**GOAL**
Go through the material and pull out every line with the string "text" in it.

**EXERCISE MATERIAL**

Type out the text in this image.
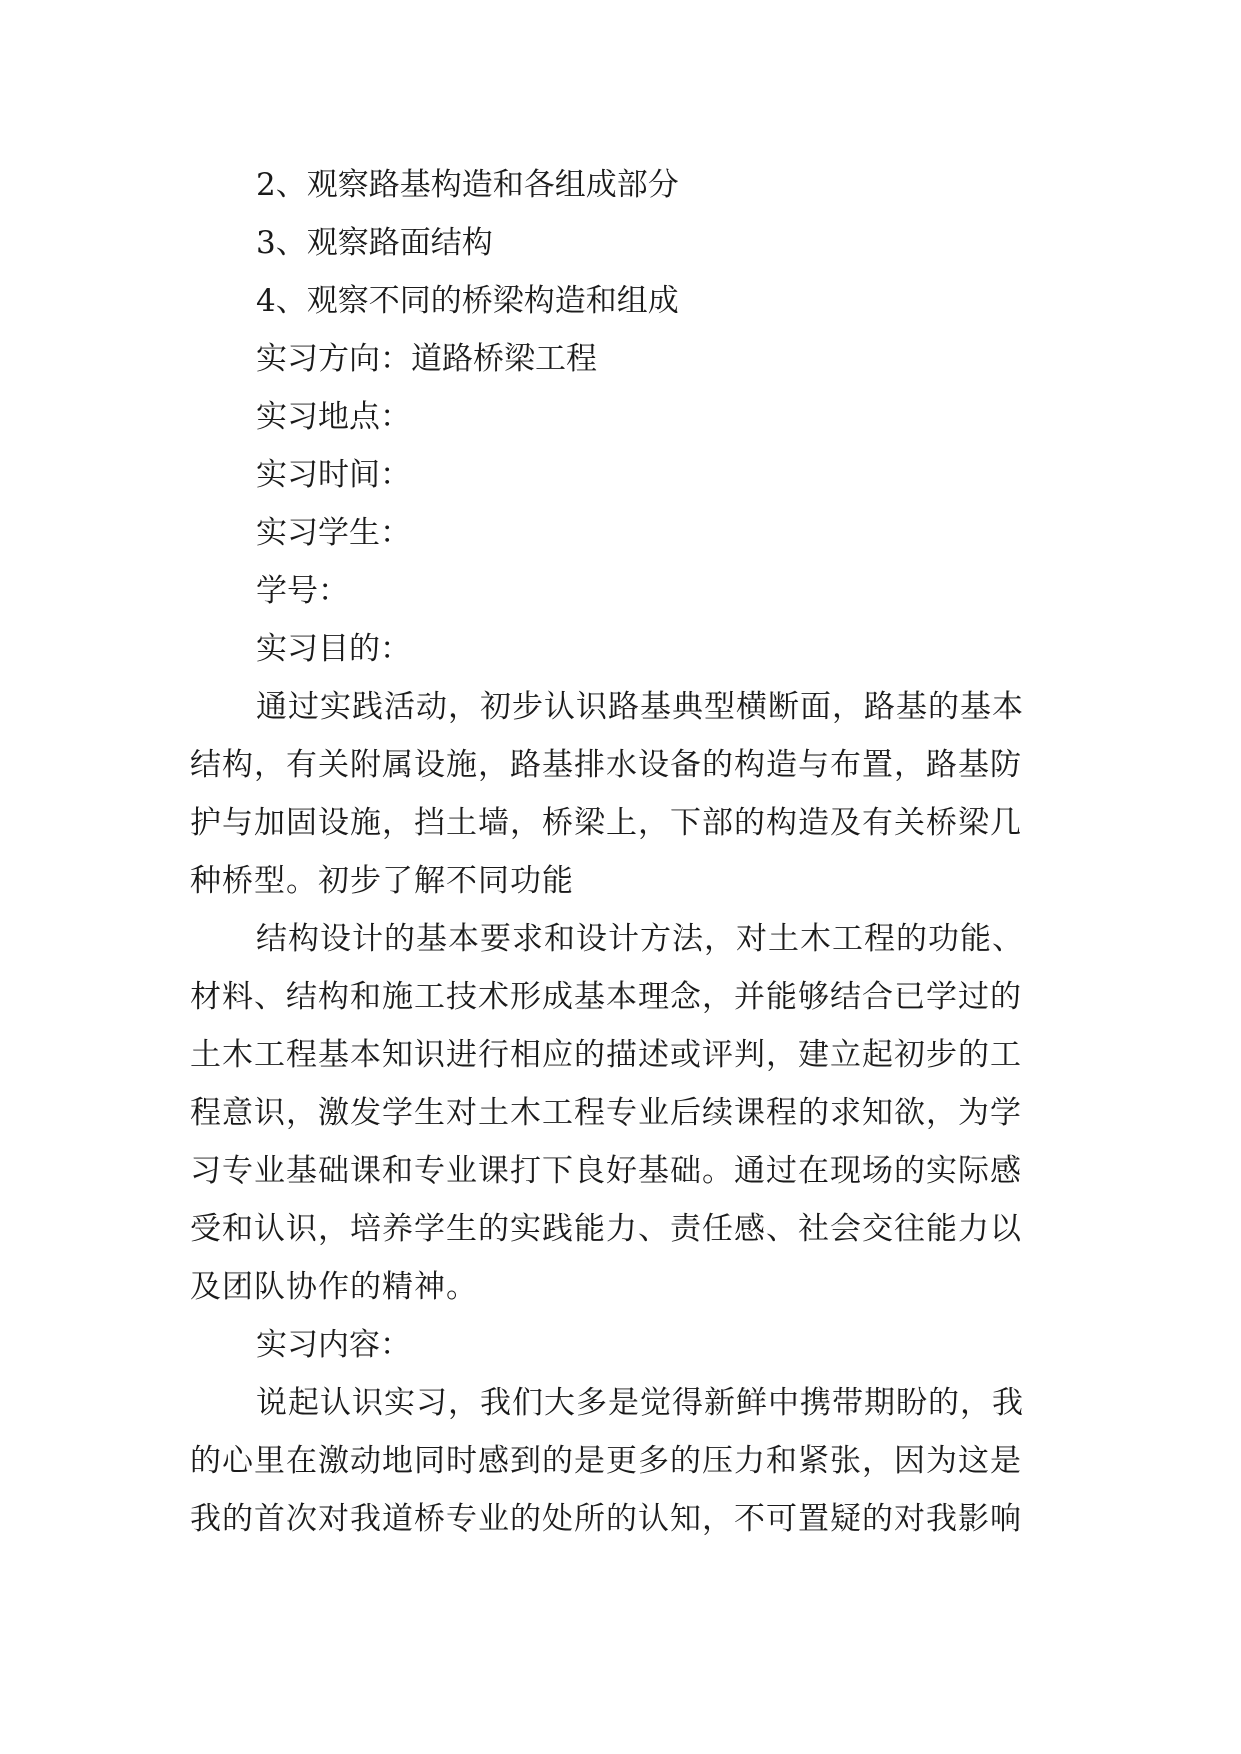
2、观察路基构造和各组成部分
3、观察路面结构
4、观察不同的桥梁构造和组成
实习方向：道路桥梁工程
实习地点：
实习时间：
实习学生：
学号：
实习目的：
通过实践活动，初步认识路基典型横断面，路基的基本
结构，有关附属设施，路基排水设备的构造与布置，路基防
护与加固设施，挡土墙，桥梁上，下部的构造及有关桥梁几
种桥型。初步了解不同功能
结构设计的基本要求和设计方法，对土木工程的功能、
材料、结构和施工技术形成基本理念，并能够结合已学过的
土木工程基本知识进行相应的描述或评判，建立起初步的工
程意识，激发学生对土木工程专业后续课程的求知欲，为学
习专业基础课和专业课打下良好基础。通过在现场的实际感
受和认识，培养学生的实践能力、责任感、社会交往能力以
及团队协作的精神。
实习内容：
说起认识实习，我们大多是觉得新鲜中携带期盼的，我
的心里在激动地同时感到的是更多的压力和紧张，因为这是
我的首次对我道桥专业的处所的认知，不可置疑的对我影响
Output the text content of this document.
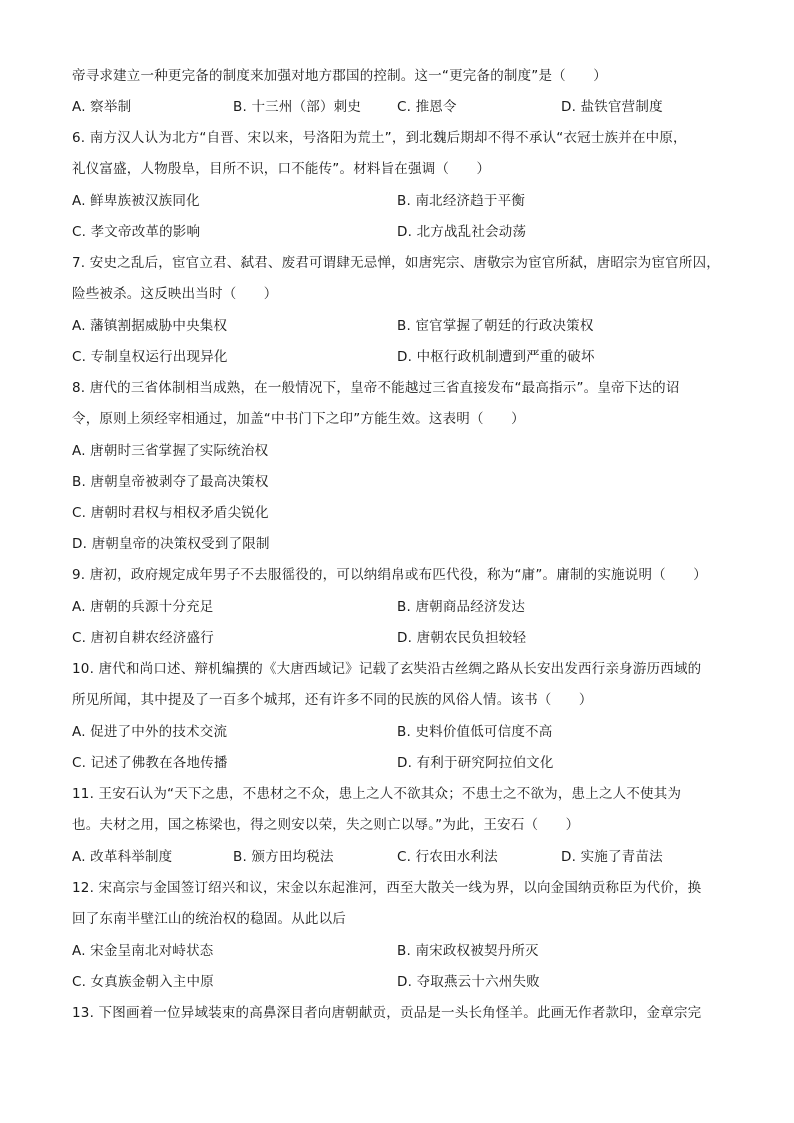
帝寻求建立一种更完备的制度来加强对地方郡国的控制。这一“更完备的制度”是（　　）
A. 察举制	B. 十三州（部）刺史	C. 推恩令	D. 盐铁官营制度
6. 南方汉人认为北方“自晋、宋以来，号洛阳为荒土”，到北魏后期却不得不承认“衣冠士族并在中原，
礼仪富盛，人物殷阜，目所不识，口不能传”。材料旨在强调（　　）
A. 鲜卑族被汉族同化	B. 南北经济趋于平衡
C. 孝文帝改革的影响	D. 北方战乱社会动荡
7. 安史之乱后，宦官立君、弑君、废君可谓肆无忌惮，如唐宪宗、唐敬宗为宦官所弑，唐昭宗为宦官所囚，
险些被杀。这反映出当时（　　）
A. 藩镇割据威胁中央集权	B. 宦官掌握了朝廷的行政决策权
C. 专制皇权运行出现异化	D. 中枢行政机制遭到严重的破坏
8. 唐代的三省体制相当成熟，在一般情况下，皇帝不能越过三省直接发布“最高指示”。皇帝下达的诏
令，原则上须经宰相通过，加盖“中书门下之印”方能生效。这表明（　　）
A. 唐朝时三省掌握了实际统治权
B. 唐朝皇帝被剥夺了最高决策权
C. 唐朝时君权与相权矛盾尖锐化
D. 唐朝皇帝的决策权受到了限制
9. 唐初，政府规定成年男子不去服徭役的，可以纳绢帛或布匹代役，称为“庸”。庸制的实施说明（　　）
A. 唐朝的兵源十分充足	B. 唐朝商品经济发达
C. 唐初自耕农经济盛行	D. 唐朝农民负担较轻
10. 唐代和尚口述、辩机编撰的《大唐西域记》记载了玄奘沿古丝绸之路从长安出发西行亲身游历西域的
所见所闻，其中提及了一百多个城邦，还有许多不同的民族的风俗人情。该书（　　）
A. 促进了中外的技术交流	B. 史料价值低可信度不高
C. 记述了佛教在各地传播	D. 有利于研究阿拉伯文化
11. 王安石认为“天下之患，不患材之不众，患上之人不欲其众；不患士之不欲为，患上之人不使其为
也。夫材之用，国之栋梁也，得之则安以荣，失之则亡以辱。”为此，王安石（　　）
A. 改革科举制度	B. 颁方田均税法	C. 行农田水利法	D. 实施了青苗法
12. 宋高宗与金国签订绍兴和议，宋金以东起淮河，西至大散关一线为界，以向金国纳贡称臣为代价，换
回了东南半壁江山的统治权的稳固。从此以后
A. 宋金呈南北对峙状态	B. 南宋政权被契丹所灭
C. 女真族金朝入主中原	D. 夺取燕云十六州失败
13. 下图画着一位异域装束的高鼻深目者向唐朝献贡，贡品是一头长角怪羊。此画无作者款印，金章宗完
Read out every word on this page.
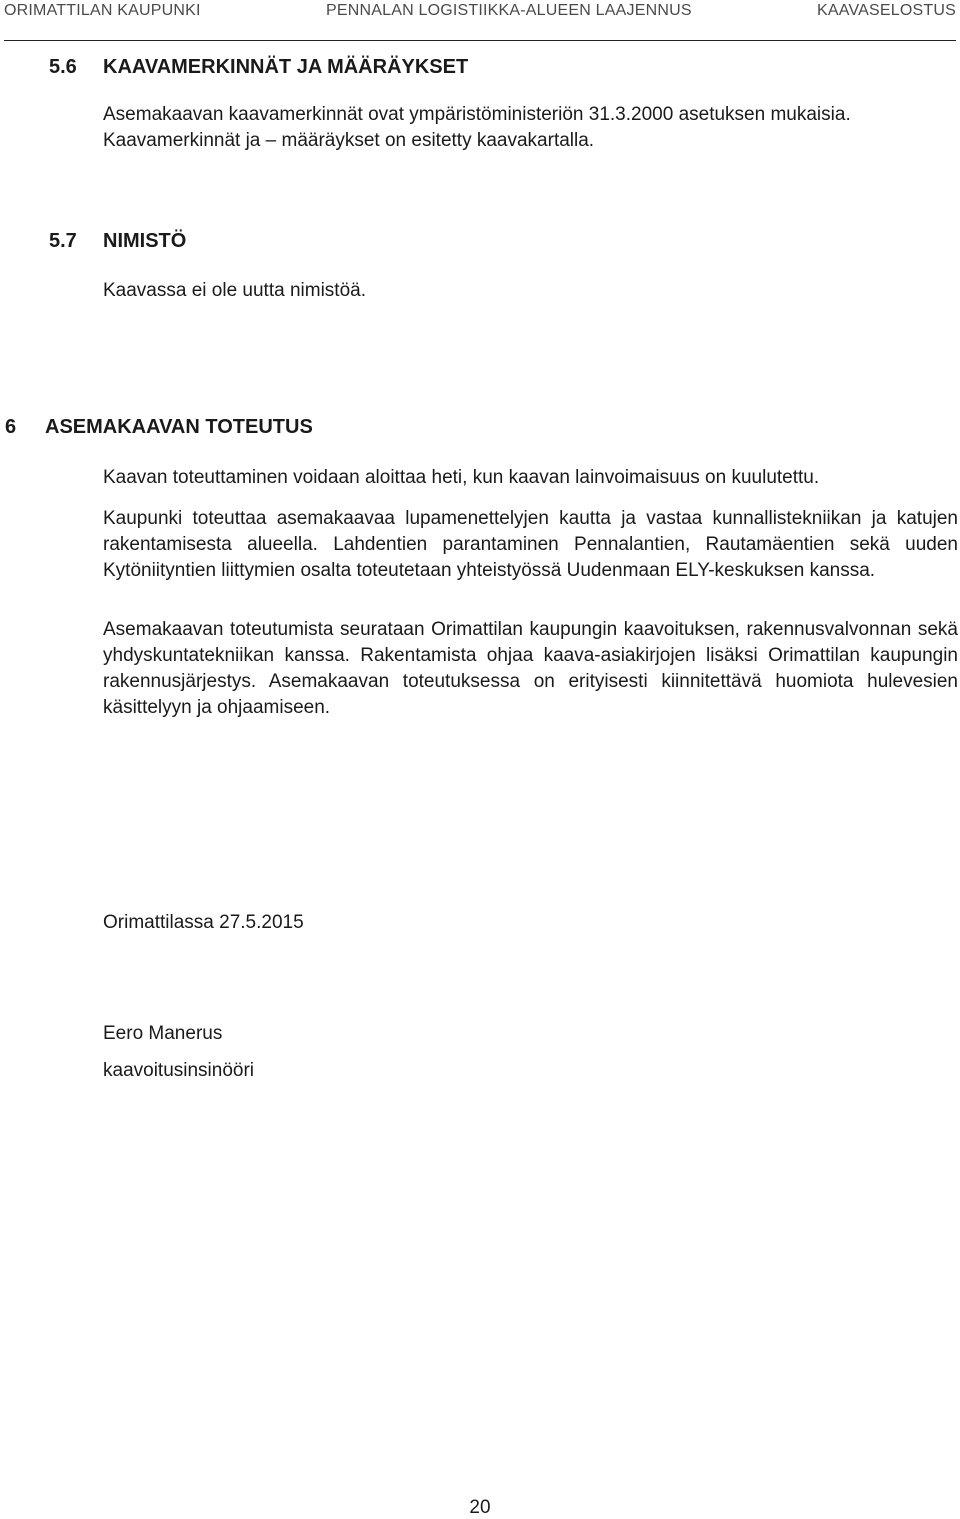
ORIMATTILAN KAUPUNKI	PENNALAN LOGISTIIKKA-ALUEEN LAAJENNUS	KAAVASELOSTUS
5.6 KAAVAMERKINNÄT JA MÄÄRÄYKSET
Asemakaavan kaavamerkinnät ovat ympäristöministeriön 31.3.2000 asetuksen mukaisia.
Kaavamerkinnät ja – määräykset on esitetty kaavakartalla.
5.7 NIMISTÖ
Kaavassa ei ole uutta nimistöä.
6 ASEMAKAAVAN TOTEUTUS
Kaavan toteuttaminen voidaan aloittaa heti, kun kaavan lainvoimaisuus on kuulutettu.

Kaupunki toteuttaa asemakaavaa lupamenettelyjen kautta ja vastaa kunnallistekniikan ja katujen rakentamisesta alueella. Lahdentien parantaminen Pennalantien, Rautamäentien sekä uuden Kytöniityntien liittymien osalta toteutetaan yhteistyössä Uudenmaan ELY-keskuksen kanssa.

Asemakaavan toteutumista seurataan Orimattilan kaupungin kaavoituksen, rakennusvalvonnan sekä yhdyskuntatekniikan kanssa. Rakentamista ohjaa kaava-asiakirjojen lisäksi Orimattilan kaupungin rakennusjärjestys. Asemakaavan toteutuksessa on erityisesti kiinnitettävä huomiota hulevesien käsittelyyn ja ohjaamiseen.

Orimattilassa 27.5.2015
Eero Manerus
kaavoitusinsinööri
20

**OUTPUT**
Type out the text in this image.
Output the text content of this document.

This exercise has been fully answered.